◆ Problem
Copy every line of the data that contains the string "heart".

Dataset records
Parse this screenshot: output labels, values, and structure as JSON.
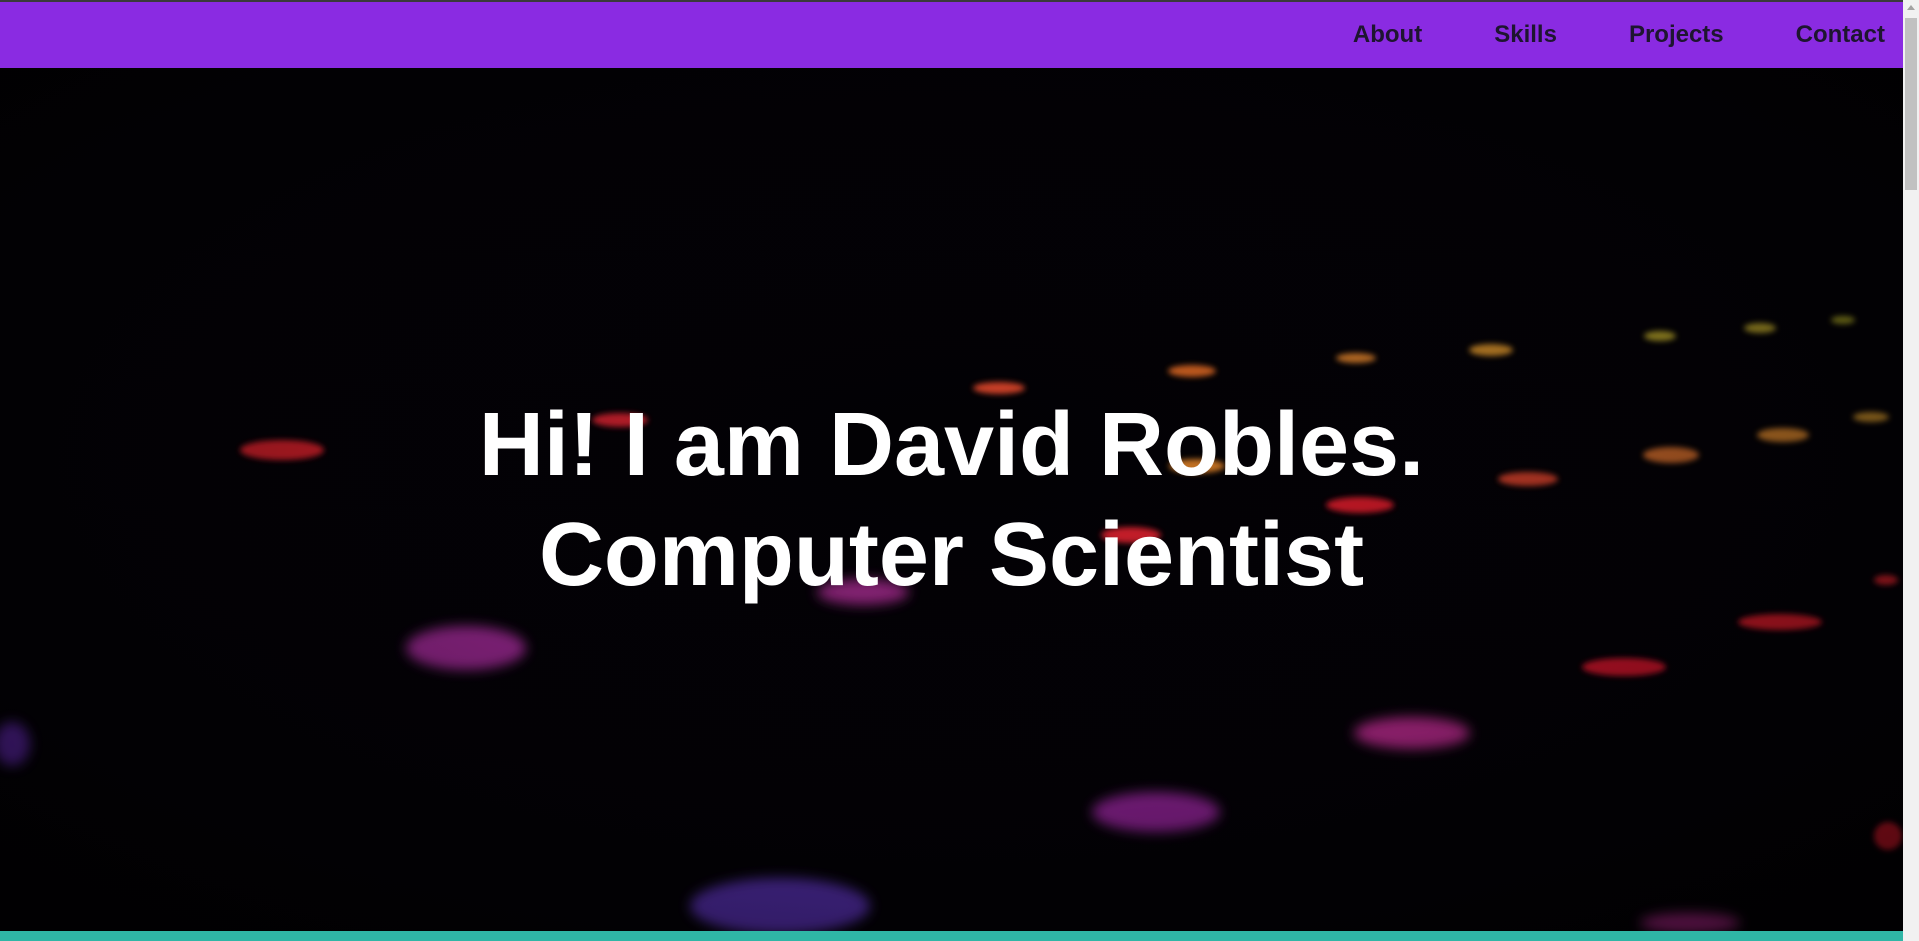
{
  "nav": {
    "items": [
      {
        "label": "About"
      },
      {
        "label": "Skills"
      },
      {
        "label": "Projects"
      },
      {
        "label": "Contact"
      }
    ]
  },
  "hero": {
    "line1": "Hi! I am David Robles.",
    "line2": "Computer Scientist"
  },
  "colors": {
    "navbar": "#8a2be2",
    "hero_background": "#000000",
    "hero_text": "#ffffff",
    "bottom_bar": "#2fb6a6"
  }
}
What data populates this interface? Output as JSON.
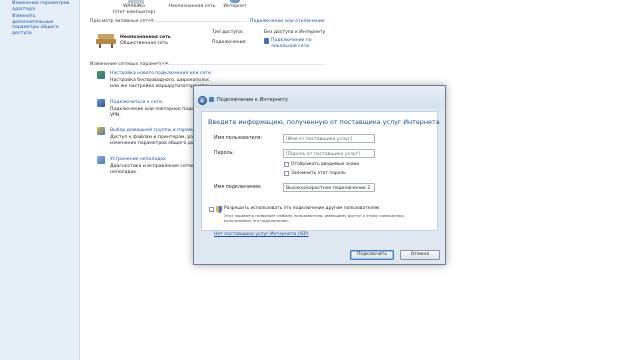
{
  "leftnav": {
    "items": [
      "Изменение параметров адаптера",
      "Изменить дополнительные параметры общего доступа"
    ]
  },
  "netmap": {
    "computer_line1": "WARKING",
    "computer_line2": "(этот компьютер)",
    "network": "Неопознанная сеть",
    "internet": "Интернет"
  },
  "active": {
    "title": "Просмотр активных сетей",
    "connect_link": "Подключение или отключение",
    "network_name": "Неопознанная сеть",
    "network_type": "Общественная сеть",
    "access_label": "Тип доступа:",
    "access_value": "Без доступа к Интернету",
    "connections_label": "Подключения:",
    "connections_value_1": "Подключение по",
    "connections_value_2": "локальной сети"
  },
  "change": {
    "title": "Изменение сетевых параметров",
    "items": [
      {
        "link": "Настройка нового подключения или сети",
        "desc1": "Настройка беспроводного, широкополос",
        "desc2": "или же настройка маршрутизатора или"
      },
      {
        "link": "Подключиться к сети",
        "desc1": "Подключение или повторное подключе",
        "desc2": "VPN."
      },
      {
        "link": "Выбор домашней группы и параметров",
        "desc1": "Доступ к файлам и принтерам, распол",
        "desc2": "изменение параметров общего досту"
      },
      {
        "link": "Устранение неполадок",
        "desc1": "Диагностика и исправление сетевых п",
        "desc2": "неполадок."
      }
    ]
  },
  "dialog": {
    "title": "Подключение к Интернету",
    "heading": "Введите информацию, полученную от поставщика услуг Интернета",
    "username_label": "Имя пользователя:",
    "username_placeholder": "[Имя от поставщика услуг]",
    "password_label": "Пароль:",
    "password_placeholder": "[Пароль от поставщика услуг]",
    "show_chars": "Отображать вводимые знаки",
    "remember_password": "Запомнить этот пароль",
    "connection_name_label": "Имя подключения:",
    "connection_name_value": "Высокоскоростное подключение 2",
    "allow_others": "Разрешить использовать это подключение другим пользователям",
    "allow_note_1": "Этот параметр позволяет любому пользователю, имеющему доступ к этому компьютеру,",
    "allow_note_2": "использовать это подключение.",
    "no_isp_link": "Нет поставщика услуг Интернета (ISP)",
    "connect_button": "Подключить",
    "cancel_button": "Отмена"
  }
}
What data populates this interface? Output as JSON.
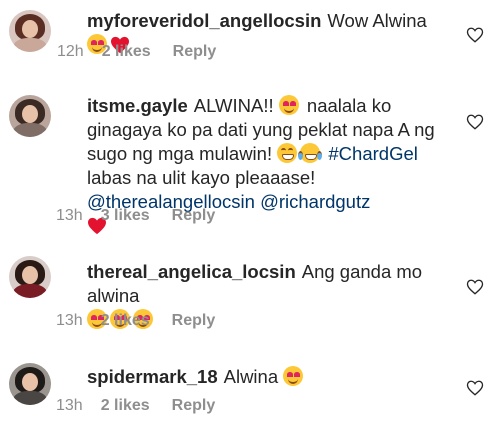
{
  "comments": [
    {
      "username": "myforeveridol_angellocsin",
      "text": "Wow Alwina",
      "time": "12h",
      "likes": "2 likes",
      "reply": "Reply"
    },
    {
      "username": "itsme.gayle",
      "text_a": "ALWINA!!",
      "text_b": "naalala ko ginagaya ko pa dati yung peklat napa A ng sugo ng mga mulawin!",
      "hashtag": "#ChardGel",
      "text_c": "labas na ulit kayo pleaaase!",
      "mention1": "@therealangellocsin",
      "mention2": "@richardgutz",
      "time": "13h",
      "likes": "3 likes",
      "reply": "Reply"
    },
    {
      "username": "thereal_angelica_locsin",
      "text": "Ang ganda mo alwina",
      "time": "13h",
      "likes": "2 likes",
      "reply": "Reply"
    },
    {
      "username": "spidermark_18",
      "text": "Alwina",
      "time": "13h",
      "likes": "2 likes",
      "reply": "Reply"
    }
  ],
  "colors": {
    "text": "#262626",
    "meta": "#8e8e8e",
    "link": "#003569",
    "heart": "#ed4956"
  },
  "icons": {
    "like": "heart-outline-icon",
    "emoji_love": "heart-eyes-emoji",
    "emoji_grin": "grinning-emoji",
    "emoji_tears": "tears-of-joy-emoji",
    "emoji_heart": "red-heart-emoji"
  }
}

◆ Written response
    "heart": "#ed4956"
    "like": "heart-outline-icon",
    "emoji_love": "heart-eyes-emoji",
    "emoji_heart": "red-heart-emoji"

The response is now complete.